Your task is to write out the complete listing exactly as it is shown.
═══
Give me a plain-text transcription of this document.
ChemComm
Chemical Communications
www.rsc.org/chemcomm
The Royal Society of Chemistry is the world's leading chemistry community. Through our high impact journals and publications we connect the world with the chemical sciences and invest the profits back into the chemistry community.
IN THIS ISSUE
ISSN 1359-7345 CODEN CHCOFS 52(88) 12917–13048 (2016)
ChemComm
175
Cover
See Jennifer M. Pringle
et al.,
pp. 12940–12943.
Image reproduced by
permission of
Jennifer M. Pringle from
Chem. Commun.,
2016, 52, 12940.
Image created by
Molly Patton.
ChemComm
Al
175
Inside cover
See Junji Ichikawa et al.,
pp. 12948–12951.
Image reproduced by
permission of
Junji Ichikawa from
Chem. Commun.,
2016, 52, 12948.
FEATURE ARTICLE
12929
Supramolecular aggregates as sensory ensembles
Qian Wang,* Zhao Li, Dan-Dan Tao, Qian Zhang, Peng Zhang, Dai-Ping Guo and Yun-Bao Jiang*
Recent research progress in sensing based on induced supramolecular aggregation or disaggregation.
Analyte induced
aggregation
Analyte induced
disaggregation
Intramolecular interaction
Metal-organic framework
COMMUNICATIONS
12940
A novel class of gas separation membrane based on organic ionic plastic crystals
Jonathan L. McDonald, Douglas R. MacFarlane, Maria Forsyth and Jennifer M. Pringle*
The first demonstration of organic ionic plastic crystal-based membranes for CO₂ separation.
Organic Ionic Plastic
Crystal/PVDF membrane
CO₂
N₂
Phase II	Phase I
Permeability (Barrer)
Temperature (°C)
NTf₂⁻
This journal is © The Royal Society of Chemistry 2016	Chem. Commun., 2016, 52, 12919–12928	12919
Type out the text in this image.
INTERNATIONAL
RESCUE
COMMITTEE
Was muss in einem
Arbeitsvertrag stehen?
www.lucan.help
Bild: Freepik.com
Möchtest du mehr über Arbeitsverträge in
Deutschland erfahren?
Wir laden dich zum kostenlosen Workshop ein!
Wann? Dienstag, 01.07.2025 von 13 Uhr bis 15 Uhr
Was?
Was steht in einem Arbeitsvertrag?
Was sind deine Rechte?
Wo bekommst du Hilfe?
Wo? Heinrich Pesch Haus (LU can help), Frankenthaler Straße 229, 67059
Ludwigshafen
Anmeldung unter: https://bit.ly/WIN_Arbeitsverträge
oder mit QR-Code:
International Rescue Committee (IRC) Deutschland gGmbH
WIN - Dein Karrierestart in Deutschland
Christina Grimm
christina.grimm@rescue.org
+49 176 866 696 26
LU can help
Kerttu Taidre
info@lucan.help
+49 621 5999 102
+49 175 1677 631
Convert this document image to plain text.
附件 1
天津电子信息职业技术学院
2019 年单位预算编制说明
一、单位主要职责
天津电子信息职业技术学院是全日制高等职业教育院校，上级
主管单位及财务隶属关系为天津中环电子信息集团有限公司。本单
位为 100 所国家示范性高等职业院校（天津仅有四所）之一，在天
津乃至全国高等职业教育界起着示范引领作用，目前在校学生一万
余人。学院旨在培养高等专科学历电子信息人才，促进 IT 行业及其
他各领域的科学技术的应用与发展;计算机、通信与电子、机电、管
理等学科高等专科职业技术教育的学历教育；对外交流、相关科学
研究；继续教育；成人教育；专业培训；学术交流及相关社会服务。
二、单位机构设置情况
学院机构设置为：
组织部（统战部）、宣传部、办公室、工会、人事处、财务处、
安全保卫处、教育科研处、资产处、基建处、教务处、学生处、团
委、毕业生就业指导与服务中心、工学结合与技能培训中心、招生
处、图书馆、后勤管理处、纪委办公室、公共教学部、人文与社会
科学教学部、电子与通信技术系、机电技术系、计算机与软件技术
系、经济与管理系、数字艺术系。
═══
FINAL RESULT
Give me a plain-text transcription of this document.
ChemComm
Chemical Communications
www.rsc.org/chemcomm
The Royal Society of Chemistry is the world's leading chemistry community. Through our high impact journals and publications we connect the world with the chemical sciences and invest the profits back into the chemistry community.
IN THIS ISSUE
ISSN 1359-7345 CODEN CHCOFS 52(88) 12917–13048 (2016)
ChemComm
175
Cover
See Jennifer M. Pringle
et al.,
pp. 12940–12943.
Image reproduced by
permission of
Jennifer M. Pringle from
Chem. Commun.,
2016, 52, 12940.
Image created by
Molly Patton.
ChemComm
Al
175
Inside cover
See Junji Ichikawa et al.,
pp. 12948–12951.
Image reproduced by
permission of
Junji Ichikawa from
Chem. Commun.,
2016, 52, 12948.
FEATURE ARTICLE
12929
Supramolecular aggregates as sensory ensembles
Qian Wang,* Zhao Li, Dan-Dan Tao, Qian Zhang, Peng Zhang, Dai-Ping Guo and Yun-Bao Jiang*
Recent research progress in sensing based on induced supramolecular aggregation or disaggregation.
Analyte induced
aggregation
Analyte induced
disaggregation
Intramolecular interaction
Metal-organic framework
COMMUNICATIONS
12940
A novel class of gas separation membrane based on organic ionic plastic crystals
Jonathan L. McDonald, Douglas R. MacFarlane, Maria Forsyth and Jennifer M. Pringle*
The first demonstration of organic ionic plastic crystal-based membranes for CO₂ separation.
Organic Ionic Plastic
Crystal/PVDF membrane
CO₂
N₂
Phase II	Phase I
Permeability (Barrer)
Temperature (°C)
NTf₂⁻
This journal is © The Royal Society of Chemistry 2016	Chem. Commun., 2016, 52, 12919–12928	12919
Type out the text in this image.
INTERNATIONAL
RESCUE
COMMITTEE
Was muss in einem
Arbeitsvertrag stehen?
www.lucan.help
Bild: Freepik.com
Möchtest du mehr über Arbeitsverträge in
Deutschland erfahren?
Wir laden dich zum kostenlosen Workshop ein!
Wann? Dienstag, 01.07.2025 von 13 Uhr bis 15 Uhr
Was?
Was steht in einem Arbeitsvertrag?
Was sind deine Rechte?
Wo bekommst du Hilfe?
Wo? Heinrich Pesch Haus (LU can help), Frankenthaler Straße 229, 67059
Ludwigshafen
Anmeldung unter: https://bit.ly/WIN_Arbeitsverträge
oder mit QR-Code:
International Rescue Committee (IRC) Deutschland gGmbH
WIN - Dein Karrierestart in Deutschland
Christina Grimm
christina.grimm@rescue.org
+49 176 866 696 26
LU can help
Kerttu Taidre
info@lucan.help
+49 621 5999 102
+49 175 1677 631
Convert this document image to plain text.
附件 1
天津电子信息职业技术学院
2019 年单位预算编制说明
一、单位主要职责
天津电子信息职业技术学院是全日制高等职业教育院校，上级
主管单位及财务隶属关系为天津中环电子信息集团有限公司。本单
位为 100 所国家示范性高等职业院校（天津仅有四所）之一，在天
津乃至全国高等职业教育界起着示范引领作用，目前在校学生一万
余人。学院旨在培养高等专科学历电子信息人才，促进 IT 行业及其
他各领域的科学技术的应用与发展;计算机、通信与电子、机电、管
理等学科高等专科职业技术教育的学历教育；对外交流、相关科学
研究；继续教育；成人教育；专业培训；学术交流及相关社会服务。
二、单位机构设置情况
学院机构设置为：
组织部（统战部）、宣传部、办公室、工会、人事处、财务处、
安全保卫处、教育科研处、资产处、基建处、教务处、学生处、团
委、毕业生就业指导与服务中心、工学结合与技能培训中心、招生
处、图书馆、后勤管理处、纪委办公室、公共教学部、人文与社会
科学教学部、电子与通信技术系、机电技术系、计算机与软件技术
系、经济与管理系、数字艺术系。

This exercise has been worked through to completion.